**Extract**.
+===+

Stereo FAQ (2 Viewers)

This site may earn a commission from merchant affiliate
links, including eBay, Amazon, Skimlinks, and others.

Success! Sorry in advance, as this post is gonna be a bear (and no real pictures either), but for those like me who want an easy to follow guide to install a stereo, I think this will be worth it...

Simple Cheap Stereo Install (w/Amp Bypass)

Parts-
-$90 Miratowa TH0011 (https://a.co/d/fyZzQMe)
-$10 Metra 70-8112 Harness (https://a.co/d/hpfkXlL)
-Assorted Butt connectors, wire screws, and wire taps
-Wire cutting/crimping/stripping tool
-10mm wrench
-14mm wrench

Time required- 2 hrs, mostly spent splicing connections at an easy pace. Less if you've done it before.

Here are the only two references I needed to make this happen, aside from the bag the Metra harness came in and the startup guide for the Miratowa head unit. The first is from the site mentioned in the beginning of this thread, and the second is from this site- https://tlcfaq.com/main/2012/05/land-cruiser-lx-470-stereo-wiring/

View attachment 3308584

View attachment 3308585

Step 1.
Build the Harness.

Modify the Metra harness. Because you're not using passive RCAs to the amp, youll have to clip the RCAs off and splice the Metra harness to the Miratowa harness. Remember that shared ground on the RCAs is the Speaker Ground (S GROUND), so all the negatives (FR-, FL-, RR-, RL-) will splice to that. Everything is super easy because the colors match between the Metra and Miratowa harnesses. Best part is that you can do this indoors with some beers and take your time.

The only issue with the Metra harness that I found is that it doesnt have a spot for ILLUM. You'll have to tap that guy (Pin 9) on install later, or be like me and just say screw it!

Step 2.
Amp Delete.

Remove the amp and jumper the power for your headunit as well as the speakers.

Amp removal- there are two forward 10mm bolts (one which you'll want to return as it's an anchor for a ground), and two aft 10mm bolts hidden under a foam block. Remove all the bolts, disconnect the connectors, and boom- amp gone!

Jumpering Connections- There are two connectors; S7 (little guy, comes from the headunit), and S6 (big guy, pushes signal to speakers).

First splice all your power connections.

On Connector S7 remove pin 3 (B+ out) and on Connector S6 remove pin 7 (B+ in) and butt splice them blue and gold bad boys.

On Connector S7 remove pins 2 (accessory in) and 9 (accessory out) and splice em together.

On Connector S7 remove pin 10 (ground int) and on Connector S6 remove pin 13 (Ground out) and splice em!

+===+

**Set task**.
Repeat the part of the stereo install post that starts at "Build the Harness." and ends at "say screw it!", word for word.

Items from a dataset
+===+

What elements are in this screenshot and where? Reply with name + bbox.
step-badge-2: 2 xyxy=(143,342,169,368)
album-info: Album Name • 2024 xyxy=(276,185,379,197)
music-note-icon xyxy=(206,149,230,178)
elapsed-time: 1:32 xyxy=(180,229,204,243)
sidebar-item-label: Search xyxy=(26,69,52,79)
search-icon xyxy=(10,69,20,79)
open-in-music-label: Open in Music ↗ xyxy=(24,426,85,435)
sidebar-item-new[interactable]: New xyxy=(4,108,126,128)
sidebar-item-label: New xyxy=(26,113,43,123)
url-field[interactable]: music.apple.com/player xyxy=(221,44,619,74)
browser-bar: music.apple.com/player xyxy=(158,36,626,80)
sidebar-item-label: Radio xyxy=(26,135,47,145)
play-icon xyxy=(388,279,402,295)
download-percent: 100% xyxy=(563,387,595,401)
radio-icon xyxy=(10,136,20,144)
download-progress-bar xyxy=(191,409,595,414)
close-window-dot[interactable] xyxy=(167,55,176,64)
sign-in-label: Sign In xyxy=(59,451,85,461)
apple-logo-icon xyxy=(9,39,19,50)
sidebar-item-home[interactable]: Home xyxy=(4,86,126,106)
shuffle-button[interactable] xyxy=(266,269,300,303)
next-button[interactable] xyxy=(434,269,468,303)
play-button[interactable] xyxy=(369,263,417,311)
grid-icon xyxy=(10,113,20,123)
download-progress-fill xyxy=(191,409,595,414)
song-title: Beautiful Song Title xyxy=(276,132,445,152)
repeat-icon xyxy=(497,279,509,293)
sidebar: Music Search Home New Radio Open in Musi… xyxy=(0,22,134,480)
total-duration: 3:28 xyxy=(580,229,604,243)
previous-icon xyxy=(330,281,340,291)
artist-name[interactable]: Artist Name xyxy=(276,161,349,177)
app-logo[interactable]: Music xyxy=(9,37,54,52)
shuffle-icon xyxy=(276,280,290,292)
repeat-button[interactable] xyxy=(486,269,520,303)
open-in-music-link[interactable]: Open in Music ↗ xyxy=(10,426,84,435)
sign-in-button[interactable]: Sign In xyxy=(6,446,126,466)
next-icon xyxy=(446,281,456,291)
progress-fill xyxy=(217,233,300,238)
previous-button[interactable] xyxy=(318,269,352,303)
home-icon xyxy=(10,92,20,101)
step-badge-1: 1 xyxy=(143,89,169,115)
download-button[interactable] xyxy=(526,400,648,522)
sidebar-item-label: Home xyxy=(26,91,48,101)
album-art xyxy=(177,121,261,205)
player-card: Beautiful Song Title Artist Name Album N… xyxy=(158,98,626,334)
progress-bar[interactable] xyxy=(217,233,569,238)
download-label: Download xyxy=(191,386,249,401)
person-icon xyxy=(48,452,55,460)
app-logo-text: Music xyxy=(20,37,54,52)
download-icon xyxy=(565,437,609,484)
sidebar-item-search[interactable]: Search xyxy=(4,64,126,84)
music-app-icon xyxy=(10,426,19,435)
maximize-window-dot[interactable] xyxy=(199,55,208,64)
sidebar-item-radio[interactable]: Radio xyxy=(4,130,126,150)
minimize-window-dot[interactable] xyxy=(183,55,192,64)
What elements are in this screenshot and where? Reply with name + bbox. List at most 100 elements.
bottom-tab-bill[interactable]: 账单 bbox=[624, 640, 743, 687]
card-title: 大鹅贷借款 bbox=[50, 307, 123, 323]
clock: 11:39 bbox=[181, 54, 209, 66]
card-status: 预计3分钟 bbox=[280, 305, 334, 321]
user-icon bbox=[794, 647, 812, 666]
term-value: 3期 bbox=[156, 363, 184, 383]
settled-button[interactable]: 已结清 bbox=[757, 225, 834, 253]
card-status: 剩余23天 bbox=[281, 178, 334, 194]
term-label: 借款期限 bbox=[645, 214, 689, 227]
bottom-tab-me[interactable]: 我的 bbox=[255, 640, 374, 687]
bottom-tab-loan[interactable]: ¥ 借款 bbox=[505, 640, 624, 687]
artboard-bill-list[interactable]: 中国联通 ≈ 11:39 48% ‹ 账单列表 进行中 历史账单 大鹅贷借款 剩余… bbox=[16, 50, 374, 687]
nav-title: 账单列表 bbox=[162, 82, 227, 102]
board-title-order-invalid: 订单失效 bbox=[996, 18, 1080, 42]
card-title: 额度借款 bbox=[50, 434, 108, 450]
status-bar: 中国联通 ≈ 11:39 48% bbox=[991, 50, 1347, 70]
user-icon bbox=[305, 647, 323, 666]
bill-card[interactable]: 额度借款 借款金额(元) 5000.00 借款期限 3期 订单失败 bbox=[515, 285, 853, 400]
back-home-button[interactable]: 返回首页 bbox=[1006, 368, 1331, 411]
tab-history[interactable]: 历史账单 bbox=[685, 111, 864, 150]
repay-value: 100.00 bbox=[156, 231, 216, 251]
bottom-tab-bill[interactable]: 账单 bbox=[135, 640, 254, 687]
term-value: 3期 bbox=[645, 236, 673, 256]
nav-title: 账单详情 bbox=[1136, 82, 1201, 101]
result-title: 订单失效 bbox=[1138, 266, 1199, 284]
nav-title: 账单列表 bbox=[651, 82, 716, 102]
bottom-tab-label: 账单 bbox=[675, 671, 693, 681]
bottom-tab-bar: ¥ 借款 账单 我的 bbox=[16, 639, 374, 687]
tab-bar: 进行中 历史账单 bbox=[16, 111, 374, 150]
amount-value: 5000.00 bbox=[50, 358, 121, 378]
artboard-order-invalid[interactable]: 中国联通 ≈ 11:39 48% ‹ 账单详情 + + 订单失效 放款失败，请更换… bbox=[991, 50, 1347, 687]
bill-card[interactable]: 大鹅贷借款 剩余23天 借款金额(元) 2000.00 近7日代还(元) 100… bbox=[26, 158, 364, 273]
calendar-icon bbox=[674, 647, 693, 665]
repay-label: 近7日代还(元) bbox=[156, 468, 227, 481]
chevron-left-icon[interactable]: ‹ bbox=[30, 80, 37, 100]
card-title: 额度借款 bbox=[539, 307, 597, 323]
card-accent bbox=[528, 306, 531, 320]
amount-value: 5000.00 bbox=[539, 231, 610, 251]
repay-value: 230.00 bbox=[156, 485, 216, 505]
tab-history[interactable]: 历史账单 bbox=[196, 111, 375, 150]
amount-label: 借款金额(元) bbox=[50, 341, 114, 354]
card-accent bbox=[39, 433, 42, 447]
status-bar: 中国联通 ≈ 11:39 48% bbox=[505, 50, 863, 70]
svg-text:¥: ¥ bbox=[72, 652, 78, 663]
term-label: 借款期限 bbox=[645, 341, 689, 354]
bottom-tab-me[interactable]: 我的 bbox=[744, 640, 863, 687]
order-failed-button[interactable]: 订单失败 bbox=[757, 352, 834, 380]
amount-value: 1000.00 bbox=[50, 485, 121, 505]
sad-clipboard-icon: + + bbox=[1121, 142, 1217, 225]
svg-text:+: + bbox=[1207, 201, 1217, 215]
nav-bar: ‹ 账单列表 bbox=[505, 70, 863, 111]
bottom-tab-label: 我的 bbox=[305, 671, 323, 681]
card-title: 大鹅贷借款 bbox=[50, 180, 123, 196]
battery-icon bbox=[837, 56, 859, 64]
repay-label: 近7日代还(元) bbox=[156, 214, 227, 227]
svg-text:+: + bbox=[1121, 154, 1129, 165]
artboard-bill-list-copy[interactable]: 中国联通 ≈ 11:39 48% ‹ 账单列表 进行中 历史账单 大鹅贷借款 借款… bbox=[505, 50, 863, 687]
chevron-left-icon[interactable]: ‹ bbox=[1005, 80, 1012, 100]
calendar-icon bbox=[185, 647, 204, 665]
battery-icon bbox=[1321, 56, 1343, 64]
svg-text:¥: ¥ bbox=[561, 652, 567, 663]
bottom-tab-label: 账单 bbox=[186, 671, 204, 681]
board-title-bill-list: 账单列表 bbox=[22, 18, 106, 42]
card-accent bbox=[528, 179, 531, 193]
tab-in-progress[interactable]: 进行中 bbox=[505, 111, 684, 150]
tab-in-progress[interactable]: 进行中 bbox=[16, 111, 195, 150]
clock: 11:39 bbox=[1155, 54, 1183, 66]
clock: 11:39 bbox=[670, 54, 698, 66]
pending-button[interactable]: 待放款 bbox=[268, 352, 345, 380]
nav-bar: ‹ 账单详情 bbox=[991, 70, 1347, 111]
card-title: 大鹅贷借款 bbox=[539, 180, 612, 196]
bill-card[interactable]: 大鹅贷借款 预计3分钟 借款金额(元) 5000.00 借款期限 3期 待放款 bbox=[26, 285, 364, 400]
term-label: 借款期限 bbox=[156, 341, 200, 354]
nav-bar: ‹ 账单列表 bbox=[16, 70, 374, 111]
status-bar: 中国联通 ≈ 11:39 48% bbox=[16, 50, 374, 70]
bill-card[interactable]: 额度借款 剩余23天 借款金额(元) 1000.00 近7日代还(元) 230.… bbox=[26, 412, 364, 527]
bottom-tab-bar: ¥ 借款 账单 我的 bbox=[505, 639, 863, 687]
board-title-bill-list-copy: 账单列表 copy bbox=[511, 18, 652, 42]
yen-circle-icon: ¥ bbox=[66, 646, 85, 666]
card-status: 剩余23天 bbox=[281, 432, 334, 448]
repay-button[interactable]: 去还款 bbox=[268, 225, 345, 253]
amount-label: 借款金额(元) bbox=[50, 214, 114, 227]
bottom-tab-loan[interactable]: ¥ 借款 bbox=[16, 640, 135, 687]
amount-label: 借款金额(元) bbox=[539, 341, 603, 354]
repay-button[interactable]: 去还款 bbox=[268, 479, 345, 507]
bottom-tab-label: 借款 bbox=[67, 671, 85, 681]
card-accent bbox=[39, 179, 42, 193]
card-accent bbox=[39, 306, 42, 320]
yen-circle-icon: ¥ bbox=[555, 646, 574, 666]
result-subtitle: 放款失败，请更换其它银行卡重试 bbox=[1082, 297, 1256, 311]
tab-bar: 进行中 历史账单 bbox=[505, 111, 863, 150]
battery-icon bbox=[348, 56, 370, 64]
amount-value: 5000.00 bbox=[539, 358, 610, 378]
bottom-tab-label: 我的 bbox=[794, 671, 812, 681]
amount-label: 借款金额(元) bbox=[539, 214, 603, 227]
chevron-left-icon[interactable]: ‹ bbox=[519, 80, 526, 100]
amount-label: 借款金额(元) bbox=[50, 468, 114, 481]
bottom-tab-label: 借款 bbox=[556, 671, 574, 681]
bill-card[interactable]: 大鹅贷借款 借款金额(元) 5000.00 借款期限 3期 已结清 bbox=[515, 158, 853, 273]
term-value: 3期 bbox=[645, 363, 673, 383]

+===+

**Written response**.
Build the Harness.

Modify the Metra harness. Because you're not using passive RCAs to the amp, youll have to clip the RCAs off and splice the Metra harness to the Miratowa harness. Remember that shared ground on the RCAs is the Speaker Ground (S GROUND), so all the negatives (FR-, FL-, RR-, RL-) will splice to that. Everything is super easy because the colors match between the Metra and Miratowa harnesses. Best part is that you can do this indoors with some beers and take your time.

The only issue with the Metra harness that I found is that it doesnt have a spot for ILLUM. You'll have to tap that guy (Pin 9) on install later, or be like me and just say screw it!